> _EXERCISE DETAILS_: Please arrange the rows from the line holding "I need the location" through the line holding "svg-text:G SNP: G SNP: [296, 205, 330, 217]", both included, as a numbered list. Skip any blank lines and leave out the pictures.

> _RECORDS TO USE_:
.....

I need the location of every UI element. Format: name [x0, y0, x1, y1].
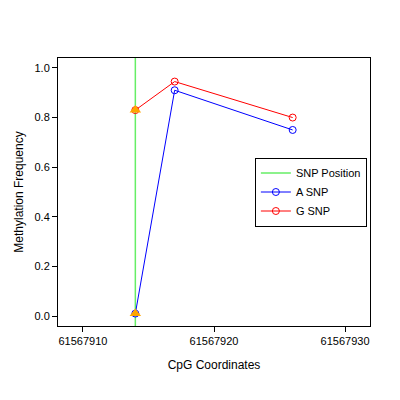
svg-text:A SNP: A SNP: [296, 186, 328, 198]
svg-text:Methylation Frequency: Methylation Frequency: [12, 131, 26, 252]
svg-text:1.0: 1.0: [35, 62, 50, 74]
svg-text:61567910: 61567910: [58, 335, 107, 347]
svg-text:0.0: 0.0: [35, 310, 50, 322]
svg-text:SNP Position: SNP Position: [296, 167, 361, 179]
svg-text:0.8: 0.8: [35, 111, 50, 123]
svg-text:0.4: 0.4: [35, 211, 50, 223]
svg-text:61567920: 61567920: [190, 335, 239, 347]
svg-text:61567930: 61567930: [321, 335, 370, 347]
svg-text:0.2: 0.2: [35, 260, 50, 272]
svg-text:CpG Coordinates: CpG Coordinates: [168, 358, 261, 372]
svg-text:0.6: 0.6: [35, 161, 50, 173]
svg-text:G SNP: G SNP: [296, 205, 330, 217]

.....

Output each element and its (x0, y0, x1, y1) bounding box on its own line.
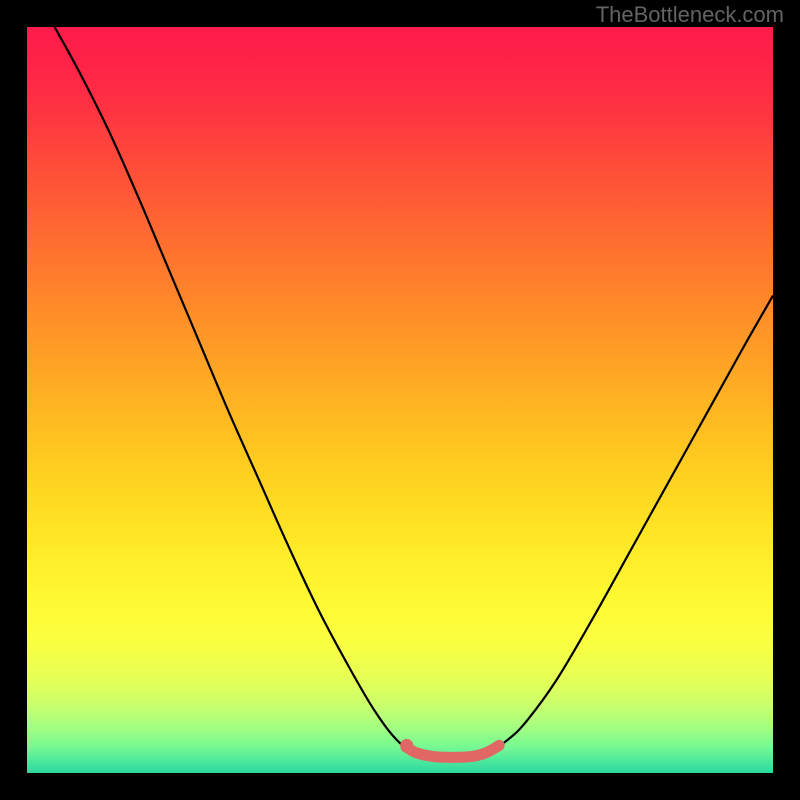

.....

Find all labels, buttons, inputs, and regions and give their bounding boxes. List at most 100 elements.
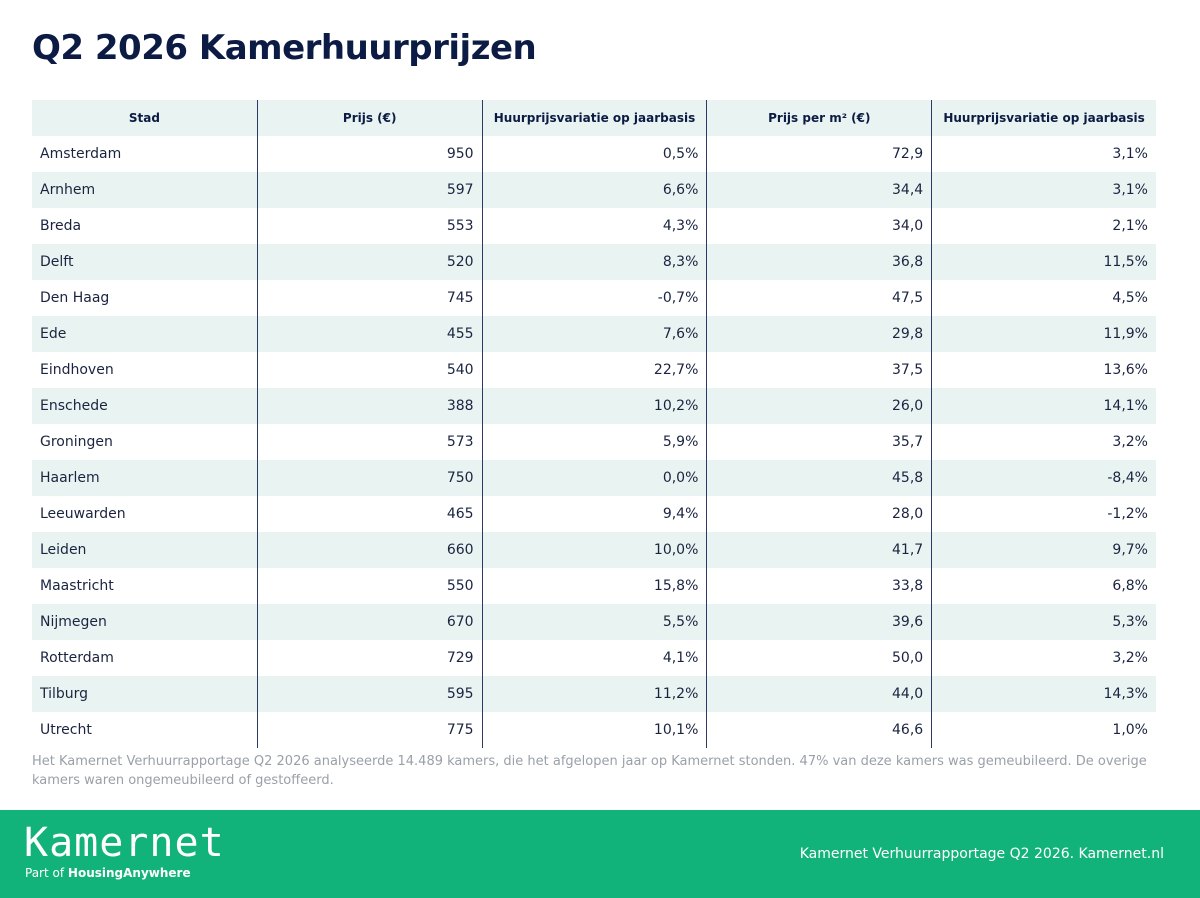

.....

> _WRITTEN ANSWER_:
1. I need the location of every UI element. Format: name [x0, y0, x1, y1].
2. svg-text:A SNP: A SNP: [296, 186, 328, 198]
3. svg-text:Methylation Frequency: Methylation Frequency: [12, 131, 26, 252]
4. svg-text:1.0: 1.0: [35, 62, 50, 74]
5. svg-text:61567910: 61567910: [58, 335, 107, 347]
6. svg-text:0.0: 0.0: [35, 310, 50, 322]
7. svg-text:SNP Position: SNP Position: [296, 167, 361, 179]
8. svg-text:0.8: 0.8: [35, 111, 50, 123]
9. svg-text:0.4: 0.4: [35, 211, 50, 223]
10. svg-text:61567920: 61567920: [190, 335, 239, 347]
11. svg-text:61567930: 61567930: [321, 335, 370, 347]
12. svg-text:0.2: 0.2: [35, 260, 50, 272]
13. svg-text:CpG Coordinates: CpG Coordinates: [168, 358, 261, 372]
14. svg-text:0.6: 0.6: [35, 161, 50, 173]
15. svg-text:G SNP: G SNP: [296, 205, 330, 217]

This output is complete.